§ **Items listed in a dataset**:
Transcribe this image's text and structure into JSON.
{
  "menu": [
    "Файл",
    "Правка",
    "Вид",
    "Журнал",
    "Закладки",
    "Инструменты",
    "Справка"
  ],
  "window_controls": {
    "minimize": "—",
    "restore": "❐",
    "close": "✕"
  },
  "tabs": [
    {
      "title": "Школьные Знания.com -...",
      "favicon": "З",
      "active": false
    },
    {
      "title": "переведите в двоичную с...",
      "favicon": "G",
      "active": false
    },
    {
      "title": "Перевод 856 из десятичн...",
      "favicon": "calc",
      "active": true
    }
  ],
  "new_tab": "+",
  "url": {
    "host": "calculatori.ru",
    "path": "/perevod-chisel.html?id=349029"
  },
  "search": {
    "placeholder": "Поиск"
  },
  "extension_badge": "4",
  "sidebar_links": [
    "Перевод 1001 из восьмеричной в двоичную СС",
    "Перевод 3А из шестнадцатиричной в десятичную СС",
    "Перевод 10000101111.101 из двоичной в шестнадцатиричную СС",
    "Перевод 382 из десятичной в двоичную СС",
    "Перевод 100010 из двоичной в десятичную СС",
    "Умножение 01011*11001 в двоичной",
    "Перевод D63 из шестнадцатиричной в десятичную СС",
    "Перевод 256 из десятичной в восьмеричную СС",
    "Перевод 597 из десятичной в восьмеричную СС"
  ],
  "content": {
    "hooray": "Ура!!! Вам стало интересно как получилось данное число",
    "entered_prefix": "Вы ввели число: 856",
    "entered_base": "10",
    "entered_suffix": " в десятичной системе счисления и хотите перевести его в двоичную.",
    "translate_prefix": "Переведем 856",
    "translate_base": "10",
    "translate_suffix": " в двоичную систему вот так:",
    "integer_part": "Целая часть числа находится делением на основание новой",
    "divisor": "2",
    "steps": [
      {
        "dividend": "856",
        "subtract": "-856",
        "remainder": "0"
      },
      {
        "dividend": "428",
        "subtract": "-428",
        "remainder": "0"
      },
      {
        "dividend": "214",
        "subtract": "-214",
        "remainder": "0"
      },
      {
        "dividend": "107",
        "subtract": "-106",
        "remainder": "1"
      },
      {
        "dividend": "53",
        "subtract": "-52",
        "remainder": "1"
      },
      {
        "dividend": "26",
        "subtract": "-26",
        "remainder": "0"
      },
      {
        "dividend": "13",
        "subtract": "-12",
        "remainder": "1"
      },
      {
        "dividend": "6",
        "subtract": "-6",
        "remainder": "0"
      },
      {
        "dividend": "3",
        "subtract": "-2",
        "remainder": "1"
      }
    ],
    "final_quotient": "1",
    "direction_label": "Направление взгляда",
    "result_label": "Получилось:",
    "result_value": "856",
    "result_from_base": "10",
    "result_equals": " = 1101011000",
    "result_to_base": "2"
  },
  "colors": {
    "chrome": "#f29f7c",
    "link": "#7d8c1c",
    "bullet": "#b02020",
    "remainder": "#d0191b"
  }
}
--
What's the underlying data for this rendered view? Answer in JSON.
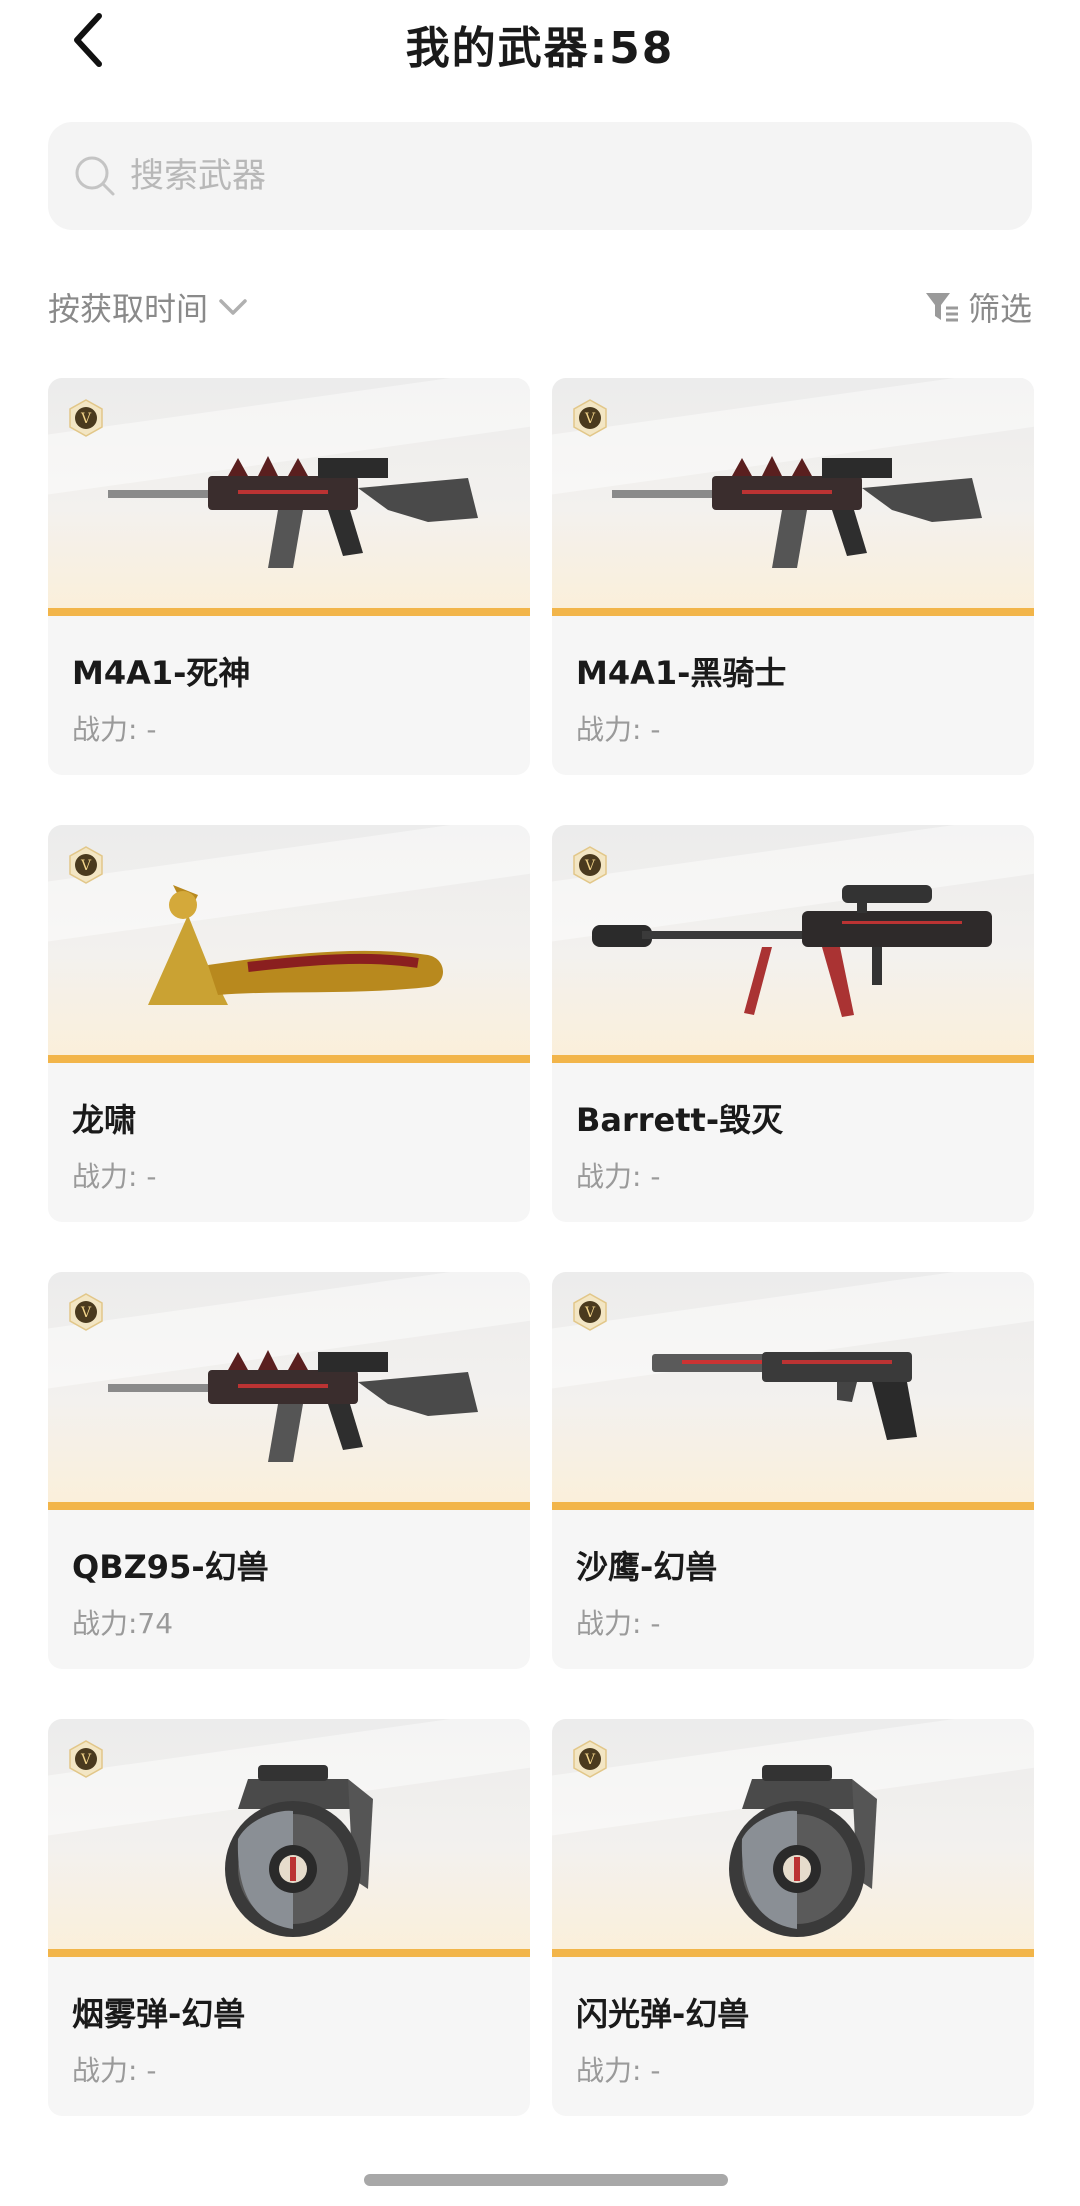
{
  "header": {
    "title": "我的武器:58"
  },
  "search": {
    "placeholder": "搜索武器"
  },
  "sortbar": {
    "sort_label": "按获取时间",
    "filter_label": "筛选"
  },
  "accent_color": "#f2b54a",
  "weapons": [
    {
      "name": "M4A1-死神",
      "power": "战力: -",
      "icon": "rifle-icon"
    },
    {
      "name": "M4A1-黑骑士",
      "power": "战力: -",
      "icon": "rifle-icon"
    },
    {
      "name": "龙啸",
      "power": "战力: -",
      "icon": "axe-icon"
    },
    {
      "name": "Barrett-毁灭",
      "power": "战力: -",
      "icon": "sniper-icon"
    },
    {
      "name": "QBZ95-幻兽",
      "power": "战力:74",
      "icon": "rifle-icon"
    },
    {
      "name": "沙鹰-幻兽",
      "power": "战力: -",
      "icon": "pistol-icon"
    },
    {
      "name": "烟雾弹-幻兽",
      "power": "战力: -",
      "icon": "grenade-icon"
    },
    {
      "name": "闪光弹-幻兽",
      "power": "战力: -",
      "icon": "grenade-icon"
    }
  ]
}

§ **SET EXERCISE**: Count every line of the records that holds the string "двоичную". Write only the total.

§ **TASK RESPONSE**: 5